* _Written exercise_: Tally every line of the listing below that holds "values", then give the tally alone.

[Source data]
────────────────────────────────────────

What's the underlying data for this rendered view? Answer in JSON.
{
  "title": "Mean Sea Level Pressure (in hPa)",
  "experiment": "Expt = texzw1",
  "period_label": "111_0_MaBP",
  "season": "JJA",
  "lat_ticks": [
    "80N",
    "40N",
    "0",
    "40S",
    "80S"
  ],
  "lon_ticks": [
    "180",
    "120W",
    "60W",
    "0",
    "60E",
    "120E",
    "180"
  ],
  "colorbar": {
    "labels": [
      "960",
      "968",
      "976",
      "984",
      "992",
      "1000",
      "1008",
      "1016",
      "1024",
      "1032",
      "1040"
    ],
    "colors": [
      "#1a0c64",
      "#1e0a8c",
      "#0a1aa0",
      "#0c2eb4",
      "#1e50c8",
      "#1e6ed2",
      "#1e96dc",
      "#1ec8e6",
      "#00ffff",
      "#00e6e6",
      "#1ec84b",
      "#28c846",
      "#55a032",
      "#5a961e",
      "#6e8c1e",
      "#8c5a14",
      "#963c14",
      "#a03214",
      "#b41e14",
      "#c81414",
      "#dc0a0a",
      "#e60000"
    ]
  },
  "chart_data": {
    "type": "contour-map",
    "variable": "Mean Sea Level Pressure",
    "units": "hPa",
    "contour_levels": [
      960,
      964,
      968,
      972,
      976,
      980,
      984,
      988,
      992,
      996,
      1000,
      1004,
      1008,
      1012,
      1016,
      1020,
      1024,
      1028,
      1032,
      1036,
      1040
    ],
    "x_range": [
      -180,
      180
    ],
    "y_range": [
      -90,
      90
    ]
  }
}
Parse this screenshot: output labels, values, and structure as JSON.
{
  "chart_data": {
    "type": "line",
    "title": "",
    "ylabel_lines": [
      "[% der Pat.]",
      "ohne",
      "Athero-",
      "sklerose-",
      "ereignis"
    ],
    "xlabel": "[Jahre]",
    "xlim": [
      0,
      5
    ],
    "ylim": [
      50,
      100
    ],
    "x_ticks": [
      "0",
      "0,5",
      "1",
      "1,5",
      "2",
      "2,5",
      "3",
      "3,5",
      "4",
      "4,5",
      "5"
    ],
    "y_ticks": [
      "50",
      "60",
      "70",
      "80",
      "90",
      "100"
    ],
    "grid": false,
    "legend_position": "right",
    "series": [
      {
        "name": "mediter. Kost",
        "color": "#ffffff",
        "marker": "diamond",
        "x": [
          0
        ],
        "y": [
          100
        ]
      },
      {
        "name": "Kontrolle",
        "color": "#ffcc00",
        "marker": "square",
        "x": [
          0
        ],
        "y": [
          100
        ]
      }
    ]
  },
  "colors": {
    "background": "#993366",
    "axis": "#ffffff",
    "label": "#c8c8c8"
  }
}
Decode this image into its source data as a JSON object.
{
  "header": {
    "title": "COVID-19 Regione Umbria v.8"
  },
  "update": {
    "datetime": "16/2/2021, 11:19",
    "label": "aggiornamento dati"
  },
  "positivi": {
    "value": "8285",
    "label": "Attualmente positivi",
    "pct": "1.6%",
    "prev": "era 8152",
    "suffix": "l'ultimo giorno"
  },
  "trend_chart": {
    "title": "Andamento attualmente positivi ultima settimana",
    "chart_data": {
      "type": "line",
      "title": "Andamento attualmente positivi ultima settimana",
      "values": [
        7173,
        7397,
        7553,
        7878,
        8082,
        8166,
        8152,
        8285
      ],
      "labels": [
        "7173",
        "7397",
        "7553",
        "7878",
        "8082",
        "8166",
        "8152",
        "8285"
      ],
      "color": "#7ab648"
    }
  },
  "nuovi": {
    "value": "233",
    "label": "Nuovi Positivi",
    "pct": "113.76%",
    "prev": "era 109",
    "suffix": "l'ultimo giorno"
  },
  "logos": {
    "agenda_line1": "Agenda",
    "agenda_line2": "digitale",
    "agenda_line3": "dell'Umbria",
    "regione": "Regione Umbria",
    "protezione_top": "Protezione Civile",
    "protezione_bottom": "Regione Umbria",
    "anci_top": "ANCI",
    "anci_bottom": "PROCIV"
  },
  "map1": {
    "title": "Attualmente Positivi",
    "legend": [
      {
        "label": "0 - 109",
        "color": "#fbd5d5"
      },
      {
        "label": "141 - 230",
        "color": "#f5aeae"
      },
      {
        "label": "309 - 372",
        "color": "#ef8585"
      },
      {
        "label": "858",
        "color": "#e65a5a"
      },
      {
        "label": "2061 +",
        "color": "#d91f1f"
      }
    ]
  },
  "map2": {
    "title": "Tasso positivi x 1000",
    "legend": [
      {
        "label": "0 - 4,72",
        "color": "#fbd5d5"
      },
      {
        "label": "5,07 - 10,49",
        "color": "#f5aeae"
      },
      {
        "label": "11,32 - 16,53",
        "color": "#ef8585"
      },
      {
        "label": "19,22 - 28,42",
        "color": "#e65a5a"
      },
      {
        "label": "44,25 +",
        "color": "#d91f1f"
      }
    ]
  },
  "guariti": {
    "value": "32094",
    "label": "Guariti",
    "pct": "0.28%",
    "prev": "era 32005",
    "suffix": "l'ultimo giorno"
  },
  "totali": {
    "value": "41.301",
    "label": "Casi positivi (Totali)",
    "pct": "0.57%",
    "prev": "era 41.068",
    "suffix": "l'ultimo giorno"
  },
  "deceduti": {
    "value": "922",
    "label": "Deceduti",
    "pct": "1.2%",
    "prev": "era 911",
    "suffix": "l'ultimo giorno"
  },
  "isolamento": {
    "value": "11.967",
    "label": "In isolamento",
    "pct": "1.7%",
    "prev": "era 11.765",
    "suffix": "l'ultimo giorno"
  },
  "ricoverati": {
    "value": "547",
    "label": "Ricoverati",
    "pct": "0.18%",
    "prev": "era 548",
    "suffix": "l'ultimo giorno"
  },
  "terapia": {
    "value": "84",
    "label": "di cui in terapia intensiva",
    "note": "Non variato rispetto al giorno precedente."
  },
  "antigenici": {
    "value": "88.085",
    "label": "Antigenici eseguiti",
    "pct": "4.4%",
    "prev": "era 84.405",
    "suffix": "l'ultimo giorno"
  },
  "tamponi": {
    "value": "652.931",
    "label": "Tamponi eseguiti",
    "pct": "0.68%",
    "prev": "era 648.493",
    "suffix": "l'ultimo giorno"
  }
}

────────────────────────────────────────

* _Solution to this task_: 2